[Begin]
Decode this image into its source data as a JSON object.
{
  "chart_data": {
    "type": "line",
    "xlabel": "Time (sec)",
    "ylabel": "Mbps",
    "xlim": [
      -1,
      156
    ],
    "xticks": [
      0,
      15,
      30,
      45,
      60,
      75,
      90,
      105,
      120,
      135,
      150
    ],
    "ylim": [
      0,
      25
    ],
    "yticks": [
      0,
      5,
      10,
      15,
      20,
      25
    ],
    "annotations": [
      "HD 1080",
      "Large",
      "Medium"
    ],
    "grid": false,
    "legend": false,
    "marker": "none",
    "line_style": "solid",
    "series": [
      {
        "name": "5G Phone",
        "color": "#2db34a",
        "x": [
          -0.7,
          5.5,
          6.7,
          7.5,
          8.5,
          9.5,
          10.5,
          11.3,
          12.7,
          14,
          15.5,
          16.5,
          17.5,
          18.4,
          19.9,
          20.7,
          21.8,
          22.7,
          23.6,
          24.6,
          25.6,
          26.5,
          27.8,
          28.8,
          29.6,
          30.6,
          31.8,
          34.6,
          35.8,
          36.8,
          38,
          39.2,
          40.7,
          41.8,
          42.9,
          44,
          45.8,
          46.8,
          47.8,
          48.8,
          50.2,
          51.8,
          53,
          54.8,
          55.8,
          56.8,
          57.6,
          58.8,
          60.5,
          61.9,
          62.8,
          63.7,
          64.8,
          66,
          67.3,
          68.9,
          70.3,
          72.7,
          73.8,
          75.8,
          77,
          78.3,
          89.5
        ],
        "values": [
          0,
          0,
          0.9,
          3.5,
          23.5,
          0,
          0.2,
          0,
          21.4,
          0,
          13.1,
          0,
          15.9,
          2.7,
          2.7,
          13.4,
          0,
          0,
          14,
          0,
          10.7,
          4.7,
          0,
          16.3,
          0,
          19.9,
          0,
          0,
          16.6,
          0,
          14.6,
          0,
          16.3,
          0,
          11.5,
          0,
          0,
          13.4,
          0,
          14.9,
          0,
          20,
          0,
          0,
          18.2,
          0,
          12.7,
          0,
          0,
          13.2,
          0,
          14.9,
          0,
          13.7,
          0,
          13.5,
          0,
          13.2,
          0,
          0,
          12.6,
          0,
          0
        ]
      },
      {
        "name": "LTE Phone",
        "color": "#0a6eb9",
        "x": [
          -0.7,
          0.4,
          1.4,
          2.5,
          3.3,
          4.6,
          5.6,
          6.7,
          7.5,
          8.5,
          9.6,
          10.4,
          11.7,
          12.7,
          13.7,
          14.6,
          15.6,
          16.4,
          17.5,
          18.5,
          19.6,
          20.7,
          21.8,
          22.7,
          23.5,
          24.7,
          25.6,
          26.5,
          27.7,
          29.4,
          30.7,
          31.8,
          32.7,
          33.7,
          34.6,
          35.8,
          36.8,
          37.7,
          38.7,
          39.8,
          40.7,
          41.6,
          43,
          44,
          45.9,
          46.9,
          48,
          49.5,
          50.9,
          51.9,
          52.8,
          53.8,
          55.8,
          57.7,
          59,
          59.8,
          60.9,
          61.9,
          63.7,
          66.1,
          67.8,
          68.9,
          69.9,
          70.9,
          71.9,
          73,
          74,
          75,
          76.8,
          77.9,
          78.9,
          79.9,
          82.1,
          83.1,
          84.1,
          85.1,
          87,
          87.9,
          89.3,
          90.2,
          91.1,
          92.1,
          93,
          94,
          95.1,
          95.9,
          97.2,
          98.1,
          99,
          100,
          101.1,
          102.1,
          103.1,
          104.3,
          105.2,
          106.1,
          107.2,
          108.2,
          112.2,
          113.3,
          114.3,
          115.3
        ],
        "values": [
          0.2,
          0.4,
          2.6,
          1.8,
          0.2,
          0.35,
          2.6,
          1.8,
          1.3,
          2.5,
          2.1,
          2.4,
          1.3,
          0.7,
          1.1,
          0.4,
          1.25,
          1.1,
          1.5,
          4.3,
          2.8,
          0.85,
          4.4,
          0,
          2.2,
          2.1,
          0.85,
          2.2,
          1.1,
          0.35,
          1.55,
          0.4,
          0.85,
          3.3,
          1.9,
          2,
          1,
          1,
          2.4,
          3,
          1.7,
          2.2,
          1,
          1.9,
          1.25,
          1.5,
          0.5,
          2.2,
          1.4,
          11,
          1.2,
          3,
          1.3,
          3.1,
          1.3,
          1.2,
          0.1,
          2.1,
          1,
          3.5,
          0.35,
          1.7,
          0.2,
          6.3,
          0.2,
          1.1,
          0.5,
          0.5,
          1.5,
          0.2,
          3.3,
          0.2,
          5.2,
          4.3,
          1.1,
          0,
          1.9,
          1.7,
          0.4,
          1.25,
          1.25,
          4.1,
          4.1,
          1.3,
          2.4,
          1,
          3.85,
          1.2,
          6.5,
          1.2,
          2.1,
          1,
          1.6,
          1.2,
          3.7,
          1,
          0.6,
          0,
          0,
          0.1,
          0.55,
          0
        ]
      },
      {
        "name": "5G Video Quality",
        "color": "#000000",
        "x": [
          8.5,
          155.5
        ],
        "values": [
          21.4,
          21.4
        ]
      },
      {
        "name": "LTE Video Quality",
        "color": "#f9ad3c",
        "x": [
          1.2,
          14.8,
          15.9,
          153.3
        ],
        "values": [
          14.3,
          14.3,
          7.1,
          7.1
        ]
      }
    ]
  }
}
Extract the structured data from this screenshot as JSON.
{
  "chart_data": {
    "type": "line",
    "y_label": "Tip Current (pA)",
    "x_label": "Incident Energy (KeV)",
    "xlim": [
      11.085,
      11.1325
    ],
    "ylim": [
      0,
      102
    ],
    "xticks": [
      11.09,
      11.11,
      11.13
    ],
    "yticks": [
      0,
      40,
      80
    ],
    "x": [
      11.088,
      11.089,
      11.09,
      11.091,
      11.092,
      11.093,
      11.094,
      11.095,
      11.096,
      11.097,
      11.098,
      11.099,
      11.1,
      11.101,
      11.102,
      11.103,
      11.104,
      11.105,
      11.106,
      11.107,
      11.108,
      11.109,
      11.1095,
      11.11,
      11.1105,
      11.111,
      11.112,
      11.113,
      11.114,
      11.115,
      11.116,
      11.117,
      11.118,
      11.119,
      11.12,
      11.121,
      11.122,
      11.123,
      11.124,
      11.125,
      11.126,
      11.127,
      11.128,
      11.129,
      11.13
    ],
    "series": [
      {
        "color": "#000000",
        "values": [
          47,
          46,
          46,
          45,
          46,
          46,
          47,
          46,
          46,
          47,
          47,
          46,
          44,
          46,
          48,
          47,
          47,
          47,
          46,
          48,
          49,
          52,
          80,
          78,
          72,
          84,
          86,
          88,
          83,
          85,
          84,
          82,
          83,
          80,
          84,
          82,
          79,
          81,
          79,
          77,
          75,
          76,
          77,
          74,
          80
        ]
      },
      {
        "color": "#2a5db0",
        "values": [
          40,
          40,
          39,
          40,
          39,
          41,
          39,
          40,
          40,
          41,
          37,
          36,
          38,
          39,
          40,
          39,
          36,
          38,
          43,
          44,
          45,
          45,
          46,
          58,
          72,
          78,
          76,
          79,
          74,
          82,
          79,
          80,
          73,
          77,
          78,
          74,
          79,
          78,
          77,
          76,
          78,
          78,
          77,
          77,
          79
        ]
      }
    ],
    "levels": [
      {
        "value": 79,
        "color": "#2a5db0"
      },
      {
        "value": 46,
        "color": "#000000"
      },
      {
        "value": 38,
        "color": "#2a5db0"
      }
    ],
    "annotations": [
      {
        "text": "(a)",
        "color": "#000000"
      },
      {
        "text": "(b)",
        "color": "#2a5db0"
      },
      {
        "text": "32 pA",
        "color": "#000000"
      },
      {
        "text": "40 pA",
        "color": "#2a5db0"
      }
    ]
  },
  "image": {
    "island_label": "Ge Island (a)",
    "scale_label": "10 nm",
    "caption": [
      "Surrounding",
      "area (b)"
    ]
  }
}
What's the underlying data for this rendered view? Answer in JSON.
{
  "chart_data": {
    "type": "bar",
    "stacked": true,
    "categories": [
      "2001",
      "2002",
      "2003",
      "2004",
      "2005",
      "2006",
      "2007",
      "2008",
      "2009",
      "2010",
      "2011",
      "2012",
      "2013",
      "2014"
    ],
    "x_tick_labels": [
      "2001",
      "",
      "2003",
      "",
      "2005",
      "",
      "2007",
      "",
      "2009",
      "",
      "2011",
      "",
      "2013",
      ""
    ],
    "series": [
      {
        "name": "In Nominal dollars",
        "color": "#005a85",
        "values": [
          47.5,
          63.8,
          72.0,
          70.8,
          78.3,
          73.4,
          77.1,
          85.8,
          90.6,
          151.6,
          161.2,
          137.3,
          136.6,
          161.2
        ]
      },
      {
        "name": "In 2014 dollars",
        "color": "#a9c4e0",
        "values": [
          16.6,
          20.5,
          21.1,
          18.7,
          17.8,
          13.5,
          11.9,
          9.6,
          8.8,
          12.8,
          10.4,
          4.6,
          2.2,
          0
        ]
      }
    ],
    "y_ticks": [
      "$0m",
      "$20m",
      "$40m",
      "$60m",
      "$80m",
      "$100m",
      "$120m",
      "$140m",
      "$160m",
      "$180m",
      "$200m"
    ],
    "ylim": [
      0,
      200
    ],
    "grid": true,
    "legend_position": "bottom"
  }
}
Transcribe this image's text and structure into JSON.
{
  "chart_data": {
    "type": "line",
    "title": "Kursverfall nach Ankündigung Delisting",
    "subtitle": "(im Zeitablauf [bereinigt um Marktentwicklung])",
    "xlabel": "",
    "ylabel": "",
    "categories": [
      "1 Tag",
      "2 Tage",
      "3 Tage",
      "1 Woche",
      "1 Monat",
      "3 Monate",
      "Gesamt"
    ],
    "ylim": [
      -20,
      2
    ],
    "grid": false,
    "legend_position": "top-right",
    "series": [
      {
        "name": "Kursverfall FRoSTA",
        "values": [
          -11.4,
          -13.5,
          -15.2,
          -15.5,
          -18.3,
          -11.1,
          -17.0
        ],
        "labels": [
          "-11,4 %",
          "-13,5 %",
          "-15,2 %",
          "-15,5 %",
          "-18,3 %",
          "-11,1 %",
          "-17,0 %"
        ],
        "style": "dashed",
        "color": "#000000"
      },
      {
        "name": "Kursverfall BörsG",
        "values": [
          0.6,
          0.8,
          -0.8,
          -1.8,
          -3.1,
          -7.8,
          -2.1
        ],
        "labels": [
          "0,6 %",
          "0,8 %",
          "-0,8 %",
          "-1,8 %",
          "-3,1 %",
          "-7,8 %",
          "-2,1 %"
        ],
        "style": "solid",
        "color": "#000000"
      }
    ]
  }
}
[End]
What needs to be done> Locate "Transcribe this image's" in the data above. Then repeat, exactly, its line and each line after it through the last, adding nothing.

Right answer>
Transcribe this image's text and structure into JSON.
{
  "chart_data": {
    "type": "line",
    "title": "Kursverfall nach Ankündigung Delisting",
    "subtitle": "(im Zeitablauf [bereinigt um Marktentwicklung])",
    "xlabel": "",
    "ylabel": "",
    "categories": [
      "1 Tag",
      "2 Tage",
      "3 Tage",
      "1 Woche",
      "1 Monat",
      "3 Monate",
      "Gesamt"
    ],
    "ylim": [
      -20,
      2
    ],
    "grid": false,
    "legend_position": "top-right",
    "series": [
      {
        "name": "Kursverfall FRoSTA",
        "values": [
          -11.4,
          -13.5,
          -15.2,
          -15.5,
          -18.3,
          -11.1,
          -17.0
        ],
        "labels": [
          "-11,4 %",
          "-13,5 %",
          "-15,2 %",
          "-15,5 %",
          "-18,3 %",
          "-11,1 %",
          "-17,0 %"
        ],
        "style": "dashed",
        "color": "#000000"
      },
      {
        "name": "Kursverfall BörsG",
        "values": [
          0.6,
          0.8,
          -0.8,
          -1.8,
          -3.1,
          -7.8,
          -2.1
        ],
        "labels": [
          "0,6 %",
          "0,8 %",
          "-0,8 %",
          "-1,8 %",
          "-3,1 %",
          "-7,8 %",
          "-2,1 %"
        ],
        "style": "solid",
        "color": "#000000"
      }
    ]
  }
}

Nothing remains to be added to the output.